# Start of Information shown

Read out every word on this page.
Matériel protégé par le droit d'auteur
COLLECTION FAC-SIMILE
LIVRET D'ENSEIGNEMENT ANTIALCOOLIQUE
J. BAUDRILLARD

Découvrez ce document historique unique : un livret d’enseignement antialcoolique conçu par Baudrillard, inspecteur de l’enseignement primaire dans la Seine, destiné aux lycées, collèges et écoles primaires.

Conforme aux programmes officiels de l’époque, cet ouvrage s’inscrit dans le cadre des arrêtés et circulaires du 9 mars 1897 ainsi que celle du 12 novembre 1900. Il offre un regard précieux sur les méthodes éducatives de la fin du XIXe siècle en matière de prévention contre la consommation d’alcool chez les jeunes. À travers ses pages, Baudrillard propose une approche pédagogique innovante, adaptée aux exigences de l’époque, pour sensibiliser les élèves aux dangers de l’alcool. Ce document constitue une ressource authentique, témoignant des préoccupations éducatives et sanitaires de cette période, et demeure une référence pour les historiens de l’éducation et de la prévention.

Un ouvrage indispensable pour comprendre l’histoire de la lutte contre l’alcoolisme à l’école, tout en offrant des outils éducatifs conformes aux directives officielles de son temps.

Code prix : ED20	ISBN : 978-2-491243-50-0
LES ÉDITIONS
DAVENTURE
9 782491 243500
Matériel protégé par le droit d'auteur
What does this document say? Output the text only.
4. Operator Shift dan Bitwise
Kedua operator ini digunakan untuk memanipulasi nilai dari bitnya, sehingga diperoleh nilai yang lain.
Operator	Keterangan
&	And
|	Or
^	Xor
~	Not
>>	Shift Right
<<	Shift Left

# End of Information shown

Nothing should be left out: return all of the records exactly.

Read out every word on this page.
Matériel protégé par le droit d'auteur
COLLECTION FAC-SIMILE
LIVRET D'ENSEIGNEMENT ANTIALCOOLIQUE
J. BAUDRILLARD

Découvrez ce document historique unique : un livret d’enseignement antialcoolique conçu par Baudrillard, inspecteur de l’enseignement primaire dans la Seine, destiné aux lycées, collèges et écoles primaires.

Conforme aux programmes officiels de l’époque, cet ouvrage s’inscrit dans le cadre des arrêtés et circulaires du 9 mars 1897 ainsi que celle du 12 novembre 1900. Il offre un regard précieux sur les méthodes éducatives de la fin du XIXe siècle en matière de prévention contre la consommation d’alcool chez les jeunes. À travers ses pages, Baudrillard propose une approche pédagogique innovante, adaptée aux exigences de l’époque, pour sensibiliser les élèves aux dangers de l’alcool. Ce document constitue une ressource authentique, témoignant des préoccupations éducatives et sanitaires de cette période, et demeure une référence pour les historiens de l’éducation et de la prévention.

Un ouvrage indispensable pour comprendre l’histoire de la lutte contre l’alcoolisme à l’école, tout en offrant des outils éducatifs conformes aux directives officielles de son temps.

Code prix : ED20	ISBN : 978-2-491243-50-0
LES ÉDITIONS
DAVENTURE
9 782491 243500
Matériel protégé par le droit d'auteur
What does this document say? Output the text only.
4. Operator Shift dan Bitwise
Kedua operator ini digunakan untuk memanipulasi nilai dari bitnya, sehingga diperoleh nilai yang lain.
Operator	Keterangan
&	And
|	Or
^	Xor
~	Not
>>	Shift Right
<<	Shift Left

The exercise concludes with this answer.